Copy each line of the entries that contains the word "signal".

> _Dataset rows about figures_
○ ○ ○ ○ ○ ○ ○
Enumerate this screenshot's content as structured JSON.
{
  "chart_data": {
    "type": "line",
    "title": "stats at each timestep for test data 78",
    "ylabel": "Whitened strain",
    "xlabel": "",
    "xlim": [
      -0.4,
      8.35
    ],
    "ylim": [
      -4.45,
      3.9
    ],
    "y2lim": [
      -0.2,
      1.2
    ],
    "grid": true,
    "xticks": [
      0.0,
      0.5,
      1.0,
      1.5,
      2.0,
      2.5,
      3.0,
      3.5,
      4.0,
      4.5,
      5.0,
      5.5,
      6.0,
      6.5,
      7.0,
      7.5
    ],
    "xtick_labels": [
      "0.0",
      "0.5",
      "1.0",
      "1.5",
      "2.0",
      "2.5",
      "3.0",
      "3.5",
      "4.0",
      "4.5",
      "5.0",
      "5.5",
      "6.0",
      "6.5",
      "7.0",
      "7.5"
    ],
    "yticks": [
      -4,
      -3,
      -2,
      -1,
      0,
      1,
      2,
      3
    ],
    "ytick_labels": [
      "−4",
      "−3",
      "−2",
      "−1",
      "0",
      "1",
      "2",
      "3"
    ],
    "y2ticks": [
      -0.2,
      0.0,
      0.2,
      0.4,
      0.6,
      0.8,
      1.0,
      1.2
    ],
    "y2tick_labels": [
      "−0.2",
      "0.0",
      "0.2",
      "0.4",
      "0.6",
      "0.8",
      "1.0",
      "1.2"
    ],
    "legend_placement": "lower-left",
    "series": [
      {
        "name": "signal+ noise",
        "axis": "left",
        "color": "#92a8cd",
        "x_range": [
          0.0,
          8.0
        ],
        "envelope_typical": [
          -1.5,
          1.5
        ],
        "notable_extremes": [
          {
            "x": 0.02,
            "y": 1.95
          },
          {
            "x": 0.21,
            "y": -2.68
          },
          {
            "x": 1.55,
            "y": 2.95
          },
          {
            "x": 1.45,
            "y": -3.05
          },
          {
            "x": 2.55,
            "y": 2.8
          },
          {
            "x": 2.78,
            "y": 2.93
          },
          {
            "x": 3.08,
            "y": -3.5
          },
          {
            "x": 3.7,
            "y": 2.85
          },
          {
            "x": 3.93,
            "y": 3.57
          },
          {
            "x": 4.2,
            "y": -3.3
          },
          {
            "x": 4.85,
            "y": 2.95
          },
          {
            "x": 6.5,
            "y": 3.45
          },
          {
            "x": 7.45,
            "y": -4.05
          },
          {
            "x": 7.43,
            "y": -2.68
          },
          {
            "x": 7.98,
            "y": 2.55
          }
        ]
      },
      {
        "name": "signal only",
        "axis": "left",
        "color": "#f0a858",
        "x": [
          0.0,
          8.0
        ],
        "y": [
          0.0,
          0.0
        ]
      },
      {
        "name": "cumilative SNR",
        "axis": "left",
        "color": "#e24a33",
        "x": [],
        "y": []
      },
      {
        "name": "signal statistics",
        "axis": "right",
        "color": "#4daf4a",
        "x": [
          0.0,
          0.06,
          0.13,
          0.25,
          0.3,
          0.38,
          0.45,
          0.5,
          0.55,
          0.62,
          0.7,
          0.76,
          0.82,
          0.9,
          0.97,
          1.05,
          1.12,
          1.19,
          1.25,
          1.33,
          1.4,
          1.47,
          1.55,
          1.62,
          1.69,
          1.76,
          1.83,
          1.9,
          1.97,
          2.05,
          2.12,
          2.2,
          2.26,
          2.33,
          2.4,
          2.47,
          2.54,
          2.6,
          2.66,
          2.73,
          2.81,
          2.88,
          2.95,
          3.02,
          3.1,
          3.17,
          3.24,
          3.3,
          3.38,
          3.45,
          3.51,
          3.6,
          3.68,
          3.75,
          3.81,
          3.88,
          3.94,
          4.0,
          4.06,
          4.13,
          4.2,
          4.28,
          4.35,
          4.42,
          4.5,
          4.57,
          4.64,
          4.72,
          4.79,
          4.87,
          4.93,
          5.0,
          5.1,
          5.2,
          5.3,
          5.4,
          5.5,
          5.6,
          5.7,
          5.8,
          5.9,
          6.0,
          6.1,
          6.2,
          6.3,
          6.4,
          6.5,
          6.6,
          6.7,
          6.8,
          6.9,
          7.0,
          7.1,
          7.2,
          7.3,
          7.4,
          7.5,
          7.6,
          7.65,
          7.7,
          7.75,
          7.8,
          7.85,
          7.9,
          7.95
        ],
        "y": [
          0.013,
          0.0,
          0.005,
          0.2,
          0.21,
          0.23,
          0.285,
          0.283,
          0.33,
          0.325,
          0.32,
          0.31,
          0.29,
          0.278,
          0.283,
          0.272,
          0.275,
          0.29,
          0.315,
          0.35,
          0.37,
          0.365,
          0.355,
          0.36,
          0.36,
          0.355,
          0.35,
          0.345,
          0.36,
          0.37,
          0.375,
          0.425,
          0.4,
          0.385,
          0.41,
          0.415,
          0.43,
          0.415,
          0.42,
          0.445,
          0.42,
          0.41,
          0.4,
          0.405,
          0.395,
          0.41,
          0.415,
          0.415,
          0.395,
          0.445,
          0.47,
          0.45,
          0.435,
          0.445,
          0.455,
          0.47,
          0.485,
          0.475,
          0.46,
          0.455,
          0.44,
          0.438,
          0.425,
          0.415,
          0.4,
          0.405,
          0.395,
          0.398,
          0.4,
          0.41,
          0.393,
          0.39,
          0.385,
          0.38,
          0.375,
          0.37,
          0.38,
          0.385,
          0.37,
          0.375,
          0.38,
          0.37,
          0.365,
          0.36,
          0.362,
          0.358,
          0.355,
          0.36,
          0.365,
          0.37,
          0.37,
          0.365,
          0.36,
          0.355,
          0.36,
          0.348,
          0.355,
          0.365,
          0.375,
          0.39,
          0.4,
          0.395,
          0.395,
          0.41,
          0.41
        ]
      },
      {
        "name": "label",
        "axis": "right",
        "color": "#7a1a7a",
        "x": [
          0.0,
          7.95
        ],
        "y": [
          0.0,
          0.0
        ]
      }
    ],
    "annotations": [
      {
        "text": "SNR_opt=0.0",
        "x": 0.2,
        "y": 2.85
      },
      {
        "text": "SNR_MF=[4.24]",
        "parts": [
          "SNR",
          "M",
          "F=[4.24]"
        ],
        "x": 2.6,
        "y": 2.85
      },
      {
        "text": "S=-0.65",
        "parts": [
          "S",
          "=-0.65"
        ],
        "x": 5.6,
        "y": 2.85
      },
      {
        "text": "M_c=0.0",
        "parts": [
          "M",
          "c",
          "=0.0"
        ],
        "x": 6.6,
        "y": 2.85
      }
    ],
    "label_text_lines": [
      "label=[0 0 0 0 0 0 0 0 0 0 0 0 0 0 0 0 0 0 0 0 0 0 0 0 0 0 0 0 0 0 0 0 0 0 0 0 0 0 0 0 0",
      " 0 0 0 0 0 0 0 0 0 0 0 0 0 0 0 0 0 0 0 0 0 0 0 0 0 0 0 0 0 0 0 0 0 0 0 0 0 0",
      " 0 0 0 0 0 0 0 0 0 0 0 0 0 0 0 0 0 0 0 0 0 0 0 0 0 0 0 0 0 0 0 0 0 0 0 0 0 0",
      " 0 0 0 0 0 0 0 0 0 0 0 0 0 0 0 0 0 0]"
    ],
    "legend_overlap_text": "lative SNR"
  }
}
○ ○ ○ ○ ○ ○ ○
> _Solution to this problem_
        "name": "signal+ noise",
        "name": "signal only",
        "name": "signal statistics",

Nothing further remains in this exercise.